TASK INPUTS>
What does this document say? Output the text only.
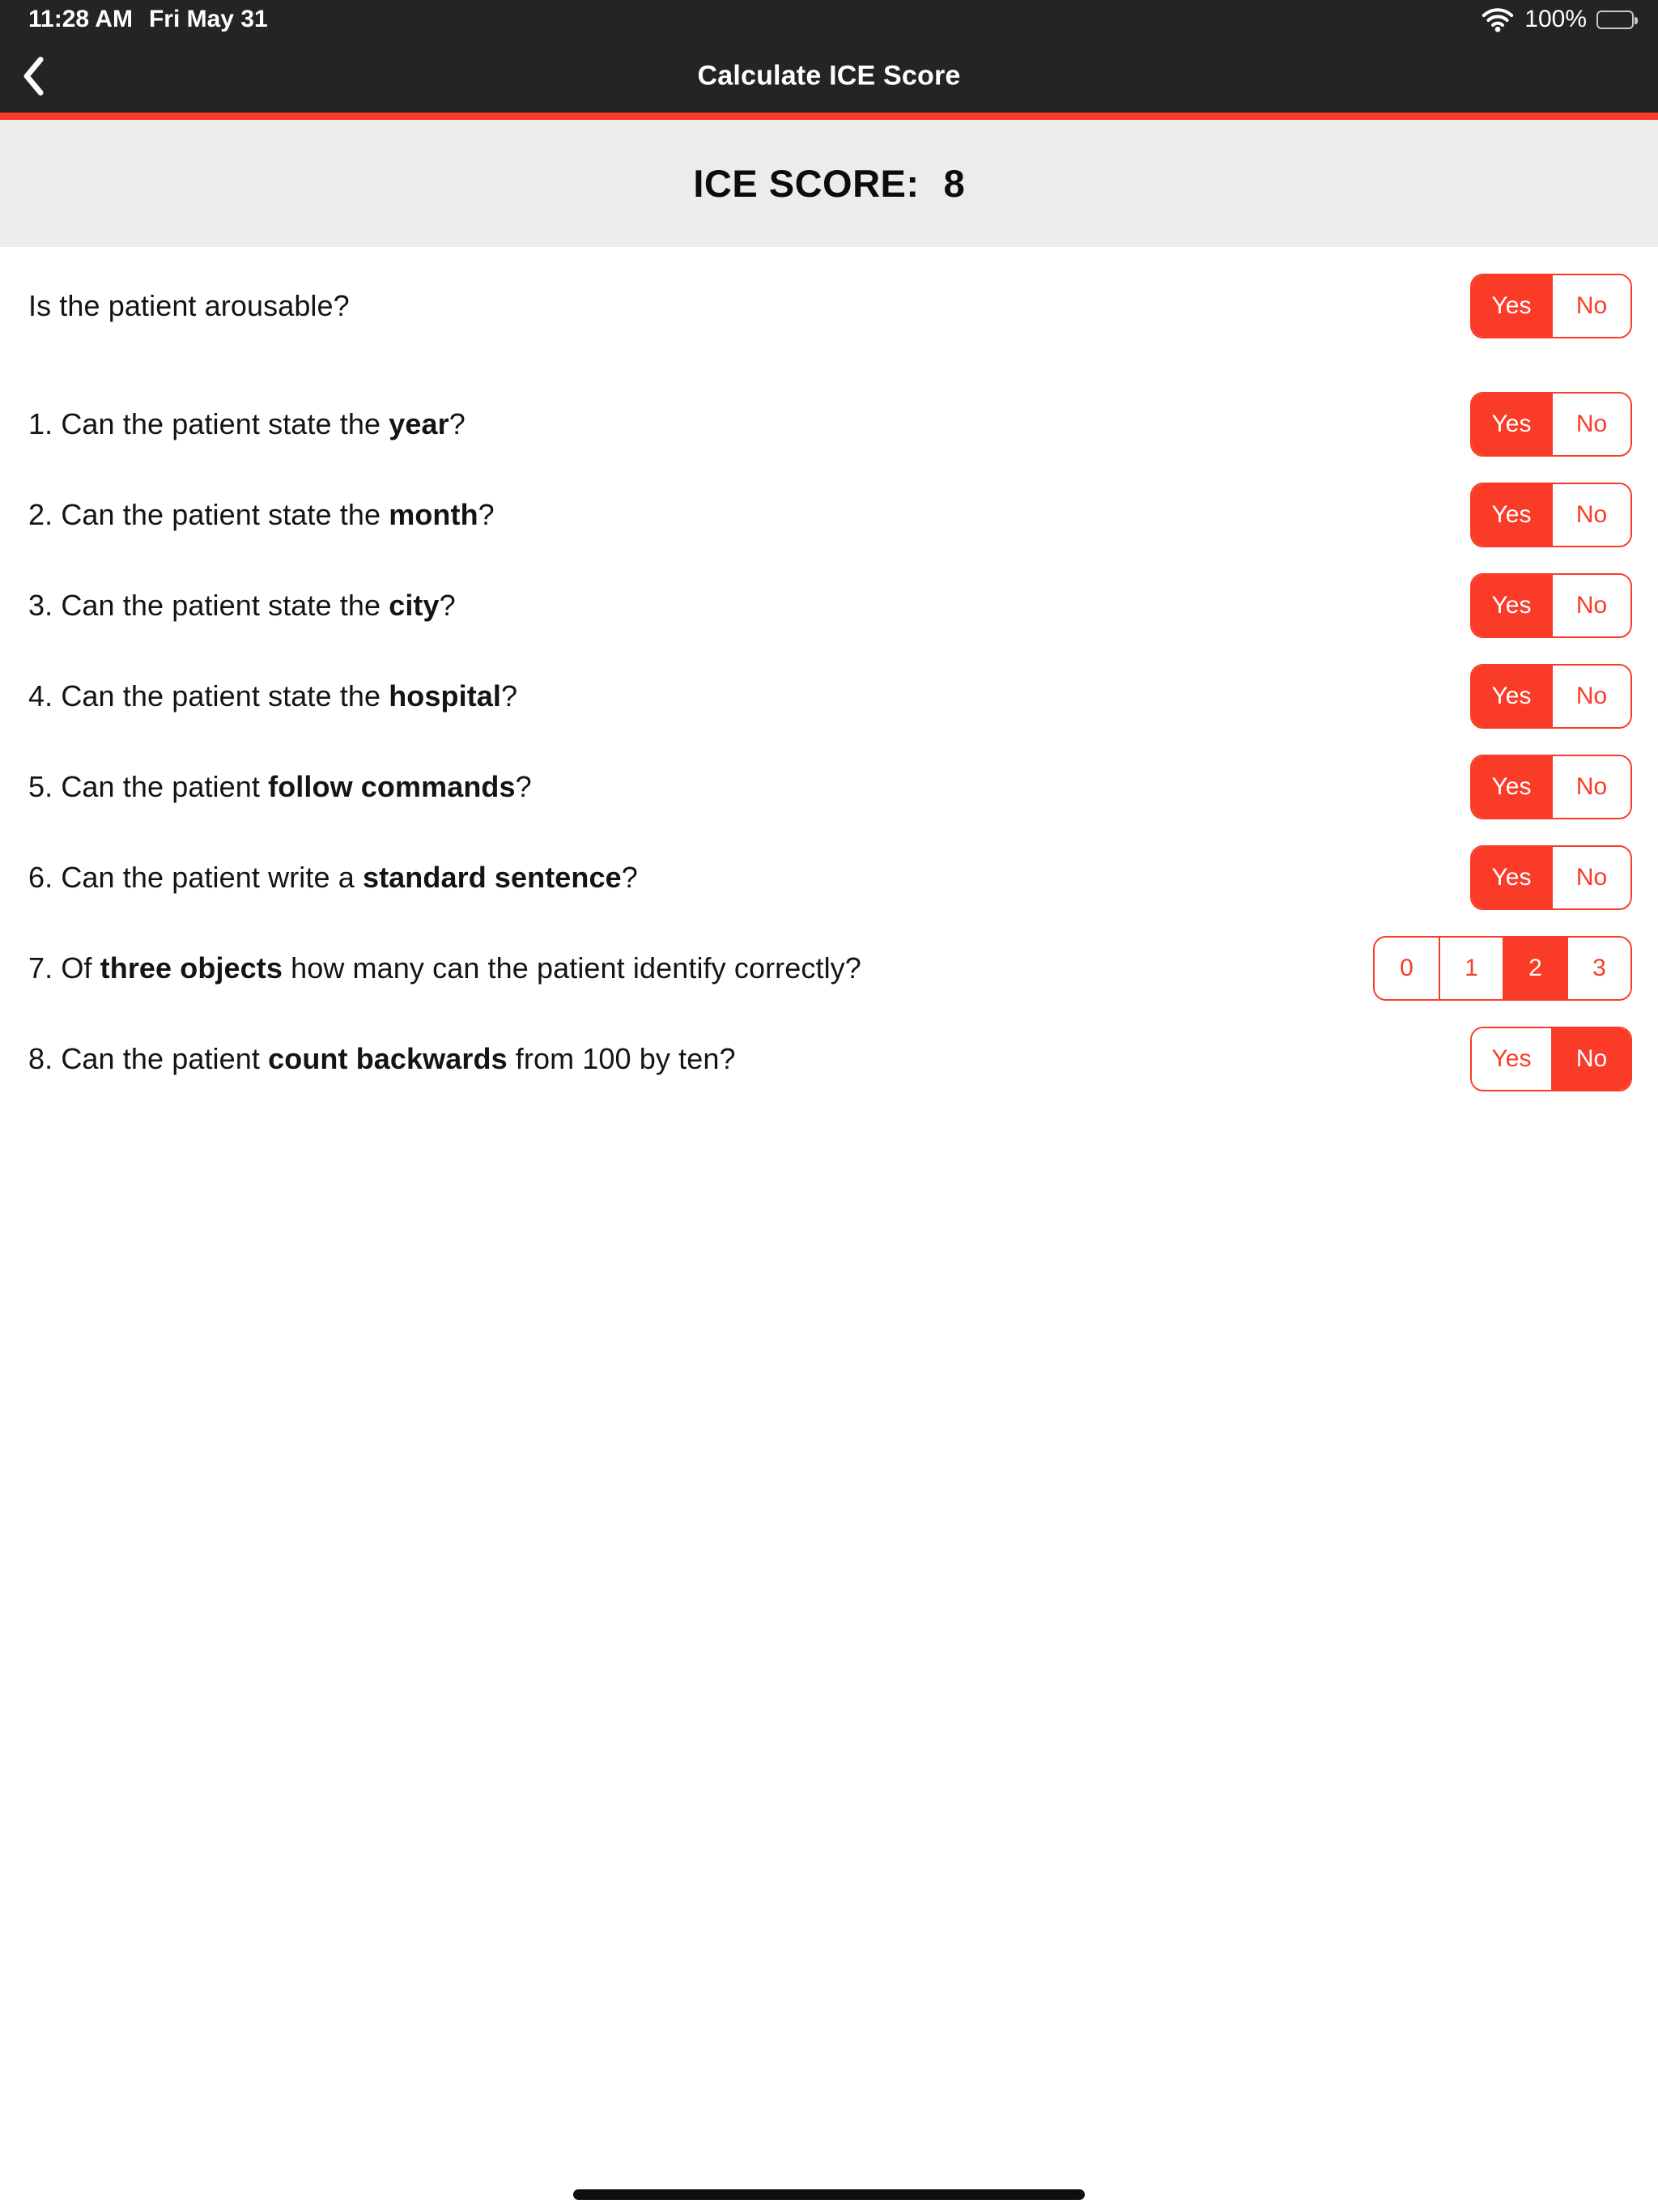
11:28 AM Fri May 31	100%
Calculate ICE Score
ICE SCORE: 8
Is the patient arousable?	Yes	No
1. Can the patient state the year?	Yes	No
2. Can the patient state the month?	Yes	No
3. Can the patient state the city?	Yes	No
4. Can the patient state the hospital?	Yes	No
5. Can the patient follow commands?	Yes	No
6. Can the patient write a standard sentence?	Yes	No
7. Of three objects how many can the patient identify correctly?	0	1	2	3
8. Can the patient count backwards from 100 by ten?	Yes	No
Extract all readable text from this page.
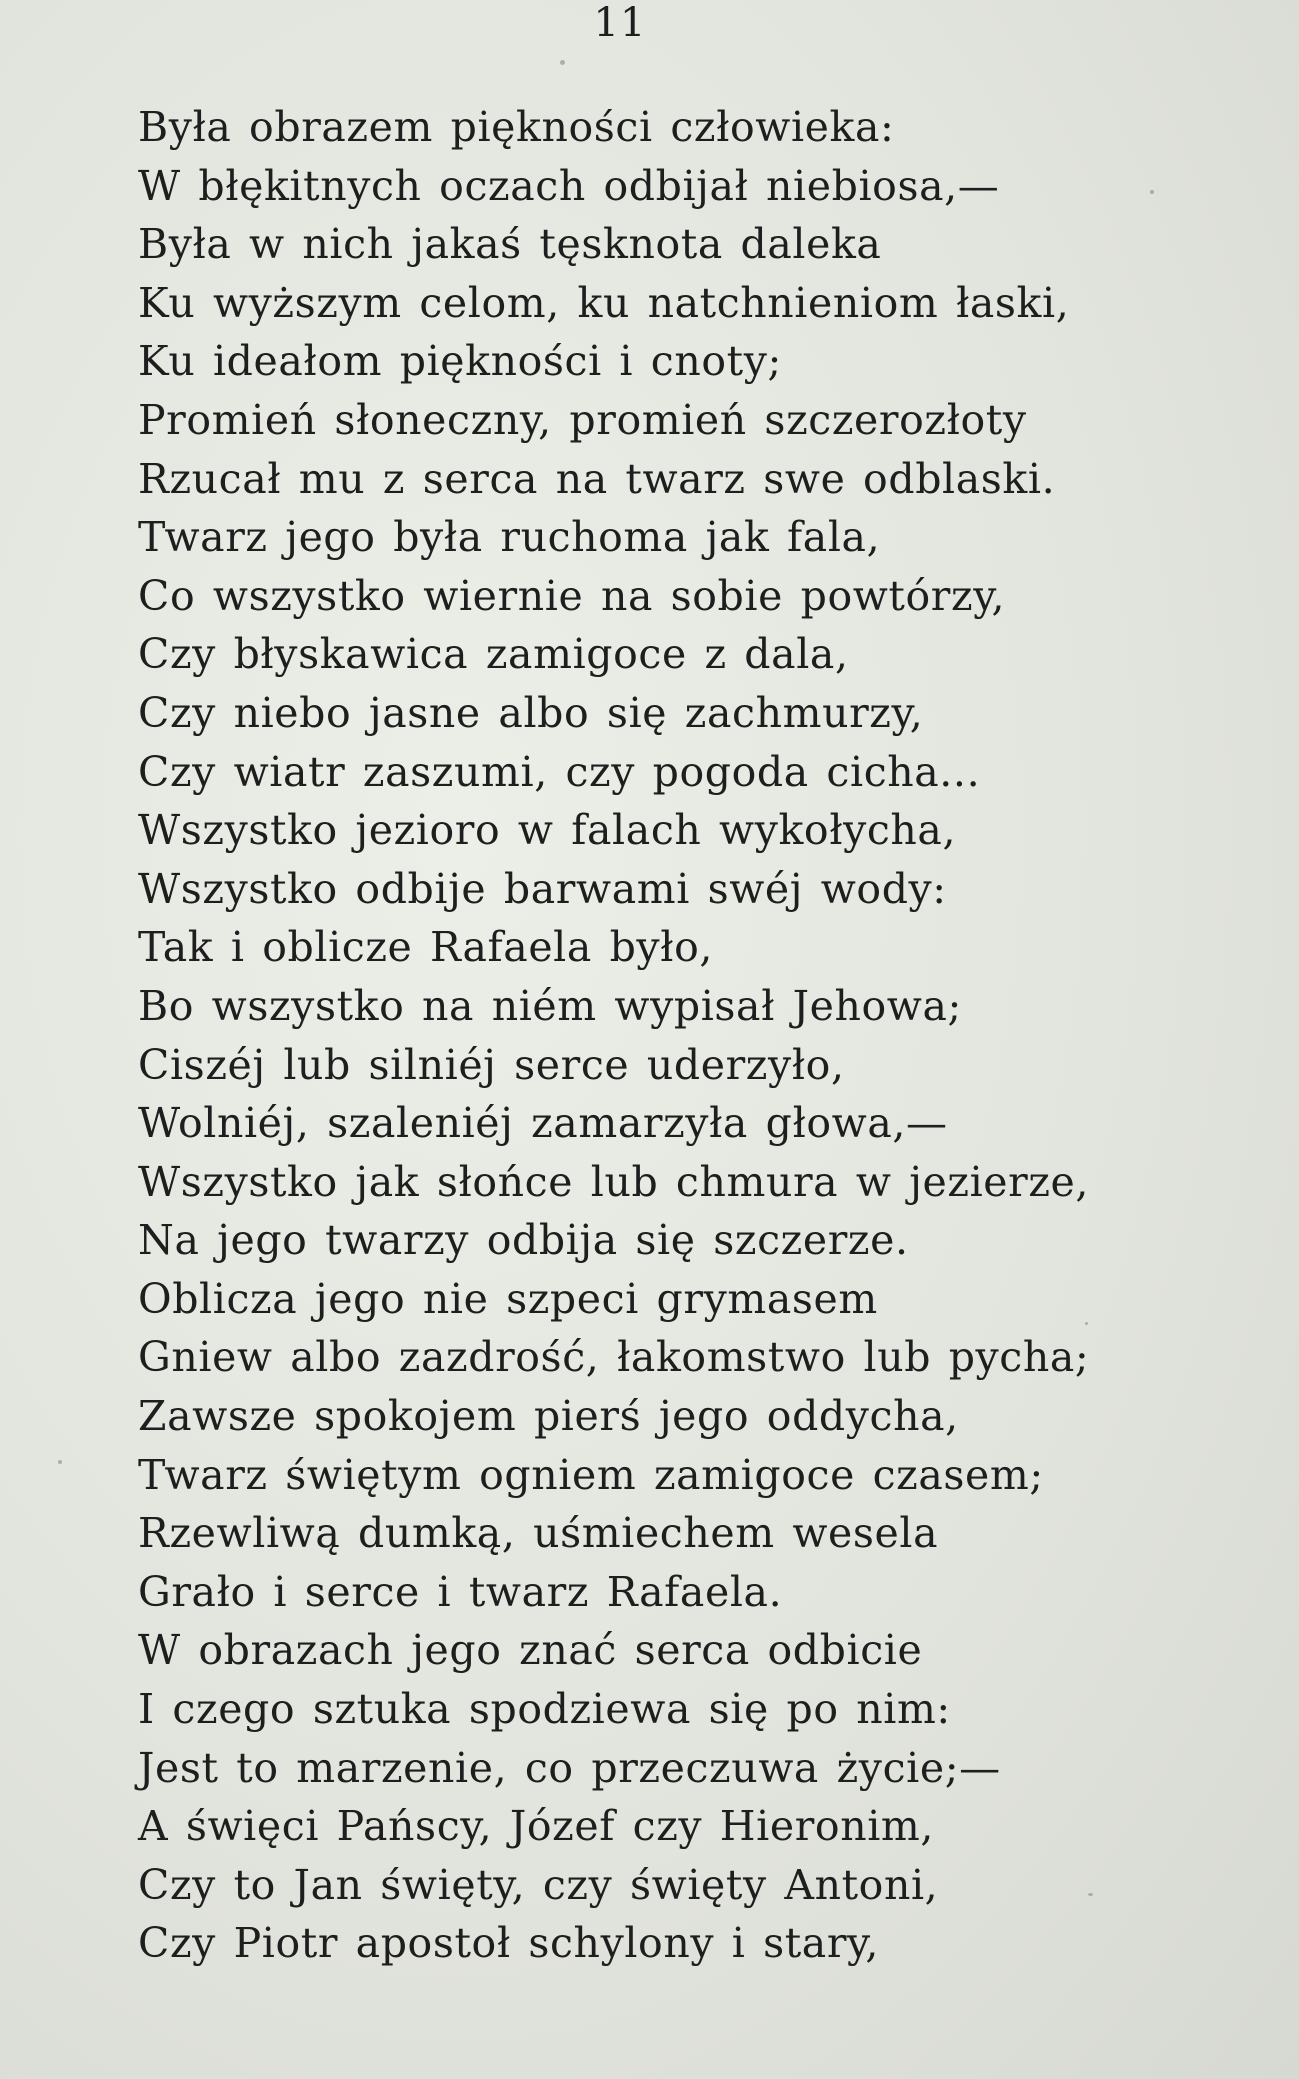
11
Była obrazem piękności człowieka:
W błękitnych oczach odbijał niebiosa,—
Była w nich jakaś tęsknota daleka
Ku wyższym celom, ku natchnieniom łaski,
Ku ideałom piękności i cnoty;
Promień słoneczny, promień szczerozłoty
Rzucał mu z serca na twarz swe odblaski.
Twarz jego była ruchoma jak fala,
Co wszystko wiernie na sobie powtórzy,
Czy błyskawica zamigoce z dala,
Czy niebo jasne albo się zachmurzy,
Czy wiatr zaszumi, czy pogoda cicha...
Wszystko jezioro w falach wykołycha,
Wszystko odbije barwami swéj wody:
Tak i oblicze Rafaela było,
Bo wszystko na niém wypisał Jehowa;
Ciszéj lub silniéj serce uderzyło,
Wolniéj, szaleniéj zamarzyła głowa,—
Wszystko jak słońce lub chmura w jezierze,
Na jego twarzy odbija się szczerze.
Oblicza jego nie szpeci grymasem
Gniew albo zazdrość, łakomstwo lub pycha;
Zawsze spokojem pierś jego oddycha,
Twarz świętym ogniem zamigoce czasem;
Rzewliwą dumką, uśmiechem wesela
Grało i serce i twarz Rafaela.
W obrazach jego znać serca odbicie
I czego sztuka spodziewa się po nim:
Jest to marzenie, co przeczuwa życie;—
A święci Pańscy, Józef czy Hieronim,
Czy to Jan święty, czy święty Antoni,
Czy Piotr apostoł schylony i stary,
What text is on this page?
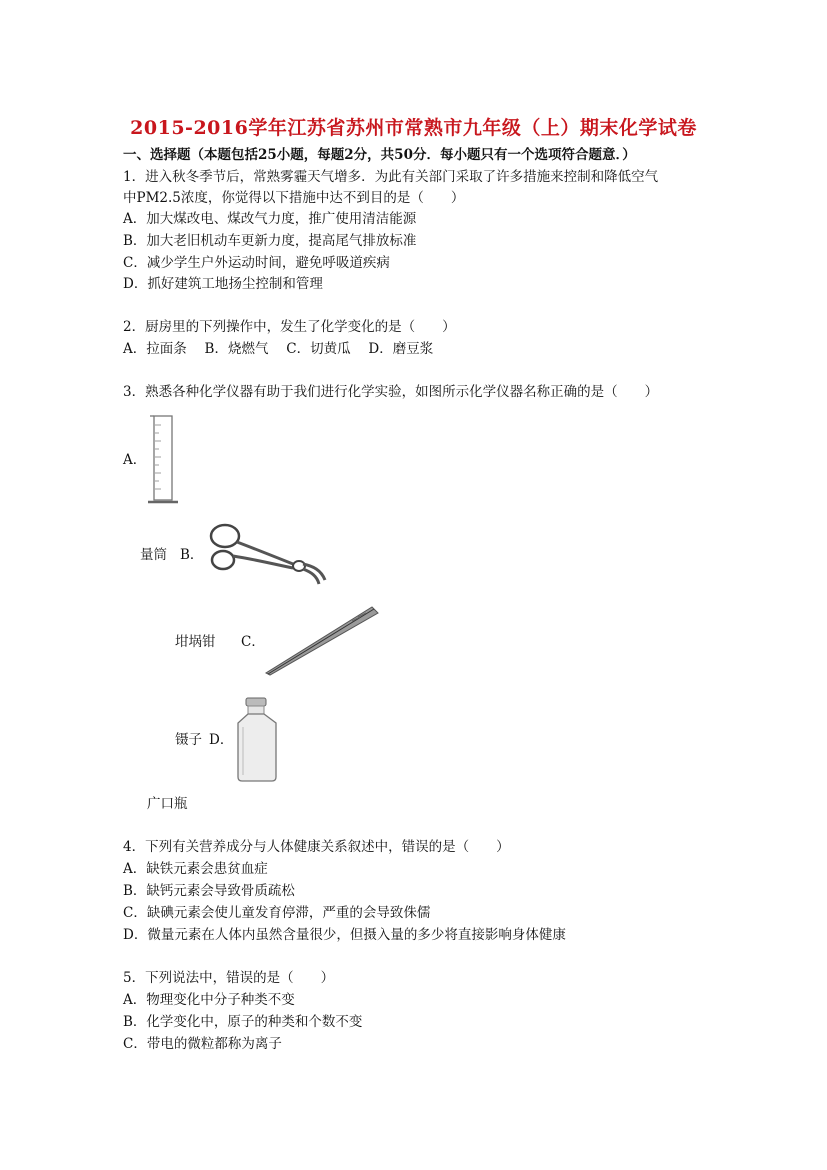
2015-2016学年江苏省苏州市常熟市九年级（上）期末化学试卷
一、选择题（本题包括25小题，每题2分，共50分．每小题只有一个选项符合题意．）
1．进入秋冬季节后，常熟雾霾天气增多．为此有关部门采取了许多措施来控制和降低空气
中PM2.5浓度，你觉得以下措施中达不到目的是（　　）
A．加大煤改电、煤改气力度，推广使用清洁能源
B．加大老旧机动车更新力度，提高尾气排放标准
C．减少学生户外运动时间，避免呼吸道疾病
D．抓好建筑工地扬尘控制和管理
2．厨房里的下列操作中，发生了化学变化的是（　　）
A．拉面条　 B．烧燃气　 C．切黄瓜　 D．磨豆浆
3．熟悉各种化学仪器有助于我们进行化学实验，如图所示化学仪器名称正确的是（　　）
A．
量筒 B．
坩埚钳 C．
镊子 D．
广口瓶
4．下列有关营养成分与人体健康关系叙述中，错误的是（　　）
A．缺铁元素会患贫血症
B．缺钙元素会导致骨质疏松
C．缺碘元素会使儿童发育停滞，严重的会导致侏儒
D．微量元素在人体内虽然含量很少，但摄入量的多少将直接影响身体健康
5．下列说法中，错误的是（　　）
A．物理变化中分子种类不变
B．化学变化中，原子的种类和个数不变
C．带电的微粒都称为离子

AIM OF THE TASK> Search the data for the word "this" and copy each line where it appears.

RESULT>
What does this document say? Output the text only.
Extract all readable text from this page.
What text is on this page?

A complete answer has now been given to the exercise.